__WHAT IS BEING ASKED__.
Could you extract every line of the material below verbatim, leaving the pictures out of your answer?

(Data records)
>> begin
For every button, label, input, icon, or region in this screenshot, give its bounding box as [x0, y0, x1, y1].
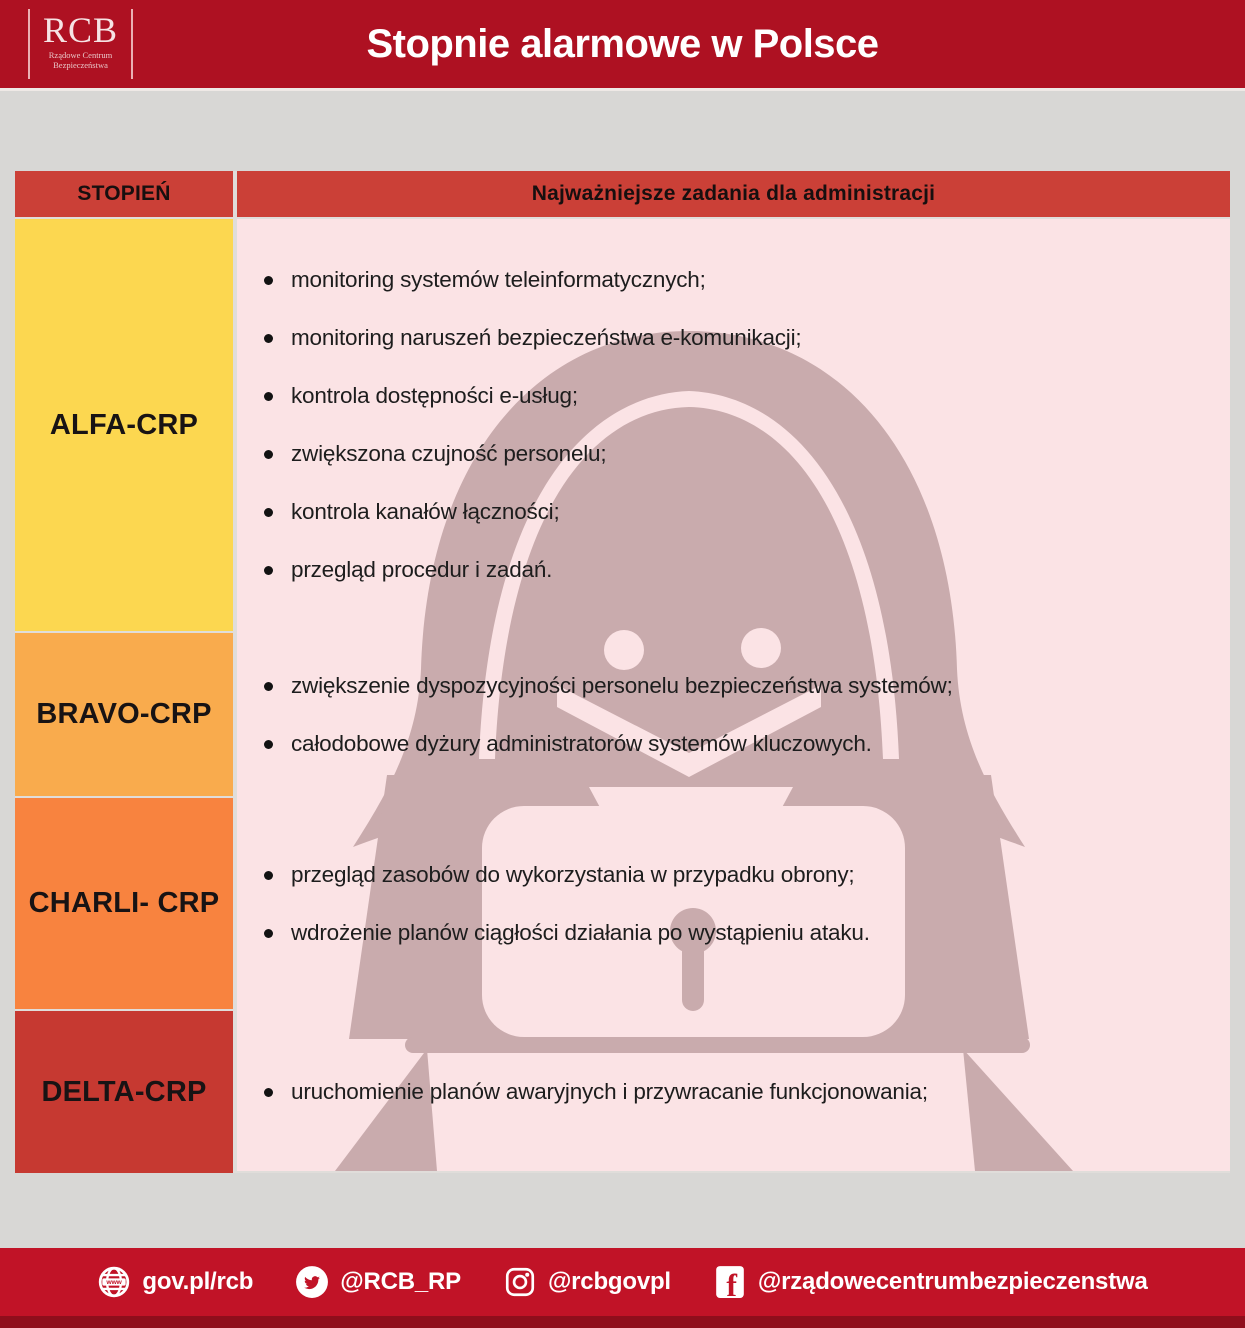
task-item: zwiększona czujność personelu; — [237, 440, 1206, 468]
column-header-level: STOPIEŃ — [15, 171, 233, 217]
footer-handle: @RCB_RP — [340, 1268, 461, 1295]
page-title: Stopnie alarmowe w Polsce — [366, 22, 879, 66]
svg-text:www: www — [106, 1279, 122, 1287]
task-item: zwiększenie dyspozycyjności personelu bezpieczeństwa systemów; — [237, 672, 1206, 700]
footer-item-facebook — [713, 1265, 1148, 1299]
logo-subtitle-line1: Rządowe Centrum — [48, 50, 113, 60]
top-bar — [0, 0, 1245, 91]
level-cell-delta-crp: DELTA-CRP — [15, 1011, 233, 1173]
logo-acronym: RCB — [43, 10, 119, 50]
alert-levels-table — [15, 171, 1230, 1173]
task-item: uruchomienie planów awaryjnych i przywracanie funkcjonowania; — [237, 1078, 1206, 1106]
tasks-cell-charli-crp — [237, 798, 1230, 1009]
footer-item-instagram — [503, 1265, 671, 1299]
footer-bottom-strip — [0, 1316, 1245, 1328]
task-item: przegląd zasobów do wykorzystania w przypadku obrony; — [237, 861, 1206, 889]
facebook-icon — [713, 1265, 747, 1299]
logo-right-rule — [131, 9, 133, 79]
footer-bar — [0, 1248, 1245, 1316]
column-header-tasks: Najważniejsze zadania dla administracji — [237, 171, 1230, 217]
footer-item-globe — [97, 1265, 253, 1299]
task-item: wdrożenie planów ciągłości działania po wystąpieniu ataku. — [237, 919, 1206, 947]
task-item: kontrola kanałów łączności; — [237, 498, 1206, 526]
task-item: monitoring systemów teleinformatycznych; — [237, 266, 1206, 294]
footer-handle: @rcbgovpl — [547, 1268, 671, 1295]
level-cell-alfa-crp: ALFA-CRP — [15, 219, 233, 631]
logo-core — [30, 9, 131, 79]
task-item: przegląd procedur i zadań. — [237, 556, 1206, 584]
task-item: całodobowe dyżury administratorów systemów kluczowych. — [237, 730, 1206, 758]
task-item: monitoring naruszeń bezpieczeństwa e-komunikacji; — [237, 324, 1206, 352]
footer-handle: @rządowecentrumbezpieczenstwa — [757, 1268, 1148, 1295]
tasks-cell-alfa-crp — [237, 219, 1230, 631]
logo-subtitle-line2: Bezpieczeństwa — [53, 60, 108, 70]
instagram-icon — [503, 1265, 537, 1299]
footer-item-twitter — [295, 1265, 461, 1299]
task-item: kontrola dostępności e-usług; — [237, 382, 1206, 410]
footer-handle: gov.pl/rcb — [142, 1268, 254, 1295]
tasks-cell-delta-crp — [237, 1011, 1230, 1173]
level-cell-bravo-crp: BRAVO-CRP — [15, 633, 233, 796]
twitter-icon — [295, 1265, 329, 1299]
level-cell-charli-crp: CHARLI- CRP — [15, 798, 233, 1009]
globe-icon — [97, 1265, 131, 1299]
tasks-cell-bravo-crp — [237, 633, 1230, 796]
rcb-logo — [28, 9, 133, 79]
svg-text:f: f — [726, 1267, 737, 1299]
>> end
__RESPONSE FOR THIS EXERCISE__.
For every button, label, input, icon, or region in this screenshot, give its bounding box as [x0, y0, x1, y1].
task-item: zwiększona czujność personelu; — [237, 440, 1206, 468]
column-header-level: STOPIEŃ — [15, 171, 233, 217]
footer-handle: @RCB_RP — [340, 1268, 461, 1295]
page-title: Stopnie alarmowe w Polsce — [366, 22, 879, 66]
svg-text:www: www — [106, 1279, 122, 1287]
task-item: zwiększenie dyspozycyjności personelu bezpieczeństwa systemów; — [237, 672, 1206, 700]
footer-item-facebook — [713, 1265, 1148, 1299]
logo-subtitle-line1: Rządowe Centrum — [48, 50, 113, 60]
top-bar — [0, 0, 1245, 91]
level-cell-delta-crp: DELTA-CRP — [15, 1011, 233, 1173]
logo-acronym: RCB — [43, 10, 119, 50]
alert-levels-table — [15, 171, 1230, 1173]
task-item: uruchomienie planów awaryjnych i przywracanie funkcjonowania; — [237, 1078, 1206, 1106]
tasks-cell-charli-crp — [237, 798, 1230, 1009]
footer-item-instagram — [503, 1265, 671, 1299]
footer-bottom-strip — [0, 1316, 1245, 1328]
task-item: przegląd zasobów do wykorzystania w przypadku obrony; — [237, 861, 1206, 889]
facebook-icon — [713, 1265, 747, 1299]
logo-right-rule — [131, 9, 133, 79]
footer-bar — [0, 1248, 1245, 1316]
column-header-tasks: Najważniejsze zadania dla administracji — [237, 171, 1230, 217]
footer-item-globe — [97, 1265, 253, 1299]
task-item: wdrożenie planów ciągłości działania po wystąpieniu ataku. — [237, 919, 1206, 947]
task-item: kontrola kanałów łączności; — [237, 498, 1206, 526]
task-item: monitoring systemów teleinformatycznych; — [237, 266, 1206, 294]
footer-handle: @rcbgovpl — [547, 1268, 671, 1295]
level-cell-alfa-crp: ALFA-CRP — [15, 219, 233, 631]
logo-core — [30, 9, 131, 79]
task-item: przegląd procedur i zadań. — [237, 556, 1206, 584]
task-item: całodobowe dyżury administratorów systemów kluczowych. — [237, 730, 1206, 758]
task-item: monitoring naruszeń bezpieczeństwa e-komunikacji; — [237, 324, 1206, 352]
footer-handle: @rządowecentrumbezpieczenstwa — [757, 1268, 1148, 1295]
tasks-cell-alfa-crp — [237, 219, 1230, 631]
logo-subtitle-line2: Bezpieczeństwa — [53, 60, 108, 70]
instagram-icon — [503, 1265, 537, 1299]
footer-item-twitter — [295, 1265, 461, 1299]
task-item: kontrola dostępności e-usług; — [237, 382, 1206, 410]
footer-handle: gov.pl/rcb — [142, 1268, 254, 1295]
tasks-cell-delta-crp — [237, 1011, 1230, 1173]
level-cell-bravo-crp: BRAVO-CRP — [15, 633, 233, 796]
twitter-icon — [295, 1265, 329, 1299]
level-cell-charli-crp: CHARLI- CRP — [15, 798, 233, 1009]
globe-icon — [97, 1265, 131, 1299]
tasks-cell-bravo-crp — [237, 633, 1230, 796]
rcb-logo — [28, 9, 133, 79]
svg-text:f: f — [726, 1267, 737, 1299]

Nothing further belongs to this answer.